● Short task: Return all lines with the word "this" in them.

● Working data:
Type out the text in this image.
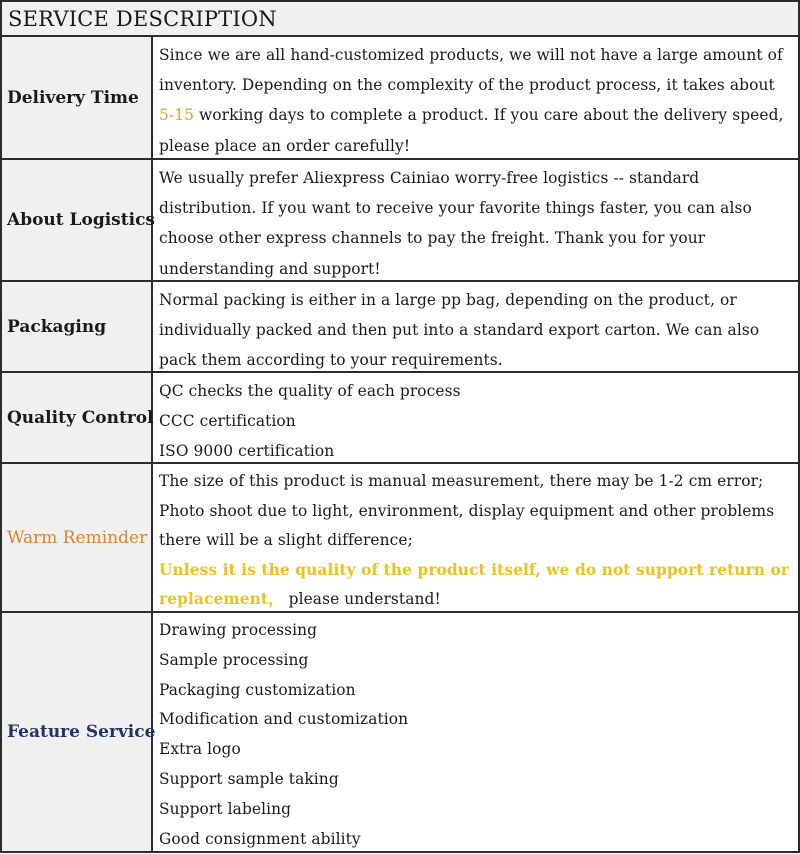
SERVICE DESCRIPTION
Delivery Time
Since we are all hand-customized products, we will not have a large amount of
inventory. Depending on the complexity of the product process, it takes about
5-15 working days to complete a product. If you care about the delivery speed,
please place an order carefully!
About Logistics
We usually prefer Aliexpress Cainiao worry-free logistics -- standard
distribution. If you want to receive your favorite things faster, you can also
choose other express channels to pay the freight. Thank you for your
understanding and support!
Packaging
Normal packing is either in a large pp bag, depending on the product, or
individually packed and then put into a standard export carton. We can also
pack them according to your requirements.
Quality Control
QC checks the quality of each process
CCC certification
ISO 9000 certification
Warm Reminder
The size of this product is manual measurement, there may be 1-2 cm error;
Photo shoot due to light, environment, display equipment and other problems
there will be a slight difference;
Unless it is the quality of the product itself, we do not support return or
replacement， please understand!
Feature Service
Drawing processing
Sample processing
Packaging customization
Modification and customization
Extra logo
Support sample taking
Support labeling
Good consignment ability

● Final result:
Type out the text in this image.
The size of this product is manual measurement, there may be 1-2 cm error;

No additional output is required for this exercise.